((

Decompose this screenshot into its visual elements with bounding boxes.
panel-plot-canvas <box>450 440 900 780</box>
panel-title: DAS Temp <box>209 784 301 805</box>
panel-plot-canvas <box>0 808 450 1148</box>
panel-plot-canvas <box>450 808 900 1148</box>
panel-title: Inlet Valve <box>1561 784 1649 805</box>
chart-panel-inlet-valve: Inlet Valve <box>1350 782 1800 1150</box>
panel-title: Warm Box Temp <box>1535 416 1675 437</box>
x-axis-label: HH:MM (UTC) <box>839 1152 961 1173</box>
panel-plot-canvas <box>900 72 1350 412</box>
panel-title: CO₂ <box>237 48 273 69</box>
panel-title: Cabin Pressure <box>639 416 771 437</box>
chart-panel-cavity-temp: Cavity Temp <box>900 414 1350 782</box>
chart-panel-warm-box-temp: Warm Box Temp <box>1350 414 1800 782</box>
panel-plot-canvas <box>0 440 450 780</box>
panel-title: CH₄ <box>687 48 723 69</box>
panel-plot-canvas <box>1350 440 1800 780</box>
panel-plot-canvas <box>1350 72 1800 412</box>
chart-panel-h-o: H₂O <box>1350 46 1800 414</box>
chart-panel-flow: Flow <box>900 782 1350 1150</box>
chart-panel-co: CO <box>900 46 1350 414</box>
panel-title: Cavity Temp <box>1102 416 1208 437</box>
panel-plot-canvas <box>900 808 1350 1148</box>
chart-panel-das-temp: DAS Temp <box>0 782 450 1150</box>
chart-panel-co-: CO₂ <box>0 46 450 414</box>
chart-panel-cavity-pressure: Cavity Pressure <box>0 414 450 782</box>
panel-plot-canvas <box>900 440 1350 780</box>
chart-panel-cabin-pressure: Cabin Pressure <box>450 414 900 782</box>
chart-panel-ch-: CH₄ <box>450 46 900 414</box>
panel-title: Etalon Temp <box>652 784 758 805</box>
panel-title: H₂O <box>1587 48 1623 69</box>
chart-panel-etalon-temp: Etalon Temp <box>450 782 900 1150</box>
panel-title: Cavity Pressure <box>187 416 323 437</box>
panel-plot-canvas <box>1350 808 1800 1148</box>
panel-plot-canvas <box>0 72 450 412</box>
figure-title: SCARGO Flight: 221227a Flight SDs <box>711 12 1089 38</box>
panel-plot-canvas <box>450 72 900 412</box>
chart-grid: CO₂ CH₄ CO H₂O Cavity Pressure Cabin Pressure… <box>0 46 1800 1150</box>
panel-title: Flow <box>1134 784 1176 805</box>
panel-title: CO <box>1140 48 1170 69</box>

))

• [TASK STATEMENT]:
Copy the rows above without any change.

• [CORRECT RESULT]:
Decompose this screenshot into its visual elements with bounding boxes.
panel-plot-canvas <box>450 440 900 780</box>
panel-title: DAS Temp <box>209 784 301 805</box>
panel-plot-canvas <box>0 808 450 1148</box>
panel-plot-canvas <box>450 808 900 1148</box>
panel-title: Inlet Valve <box>1561 784 1649 805</box>
chart-panel-inlet-valve: Inlet Valve <box>1350 782 1800 1150</box>
panel-title: Warm Box Temp <box>1535 416 1675 437</box>
x-axis-label: HH:MM (UTC) <box>839 1152 961 1173</box>
panel-plot-canvas <box>900 72 1350 412</box>
panel-title: CO₂ <box>237 48 273 69</box>
panel-title: Cabin Pressure <box>639 416 771 437</box>
chart-panel-cavity-temp: Cavity Temp <box>900 414 1350 782</box>
chart-panel-warm-box-temp: Warm Box Temp <box>1350 414 1800 782</box>
panel-plot-canvas <box>0 440 450 780</box>
panel-title: CH₄ <box>687 48 723 69</box>
panel-plot-canvas <box>1350 440 1800 780</box>
panel-plot-canvas <box>1350 72 1800 412</box>
chart-panel-h-o: H₂O <box>1350 46 1800 414</box>
chart-panel-flow: Flow <box>900 782 1350 1150</box>
chart-panel-co: CO <box>900 46 1350 414</box>
panel-title: Cavity Temp <box>1102 416 1208 437</box>
panel-plot-canvas <box>900 808 1350 1148</box>
chart-panel-das-temp: DAS Temp <box>0 782 450 1150</box>
chart-panel-co-: CO₂ <box>0 46 450 414</box>
chart-panel-cavity-pressure: Cavity Pressure <box>0 414 450 782</box>
panel-plot-canvas <box>900 440 1350 780</box>
chart-panel-cabin-pressure: Cabin Pressure <box>450 414 900 782</box>
chart-panel-ch-: CH₄ <box>450 46 900 414</box>
panel-title: Etalon Temp <box>652 784 758 805</box>
panel-title: H₂O <box>1587 48 1623 69</box>
chart-panel-etalon-temp: Etalon Temp <box>450 782 900 1150</box>
panel-title: Cavity Pressure <box>187 416 323 437</box>
panel-plot-canvas <box>1350 808 1800 1148</box>
panel-plot-canvas <box>0 72 450 412</box>
figure-title: SCARGO Flight: 221227a Flight SDs <box>711 12 1089 38</box>
panel-plot-canvas <box>450 72 900 412</box>
chart-grid: CO₂ CH₄ CO H₂O Cavity Pressure Cabin Pressure… <box>0 46 1800 1150</box>
panel-title: Flow <box>1134 784 1176 805</box>
panel-title: CO <box>1140 48 1170 69</box>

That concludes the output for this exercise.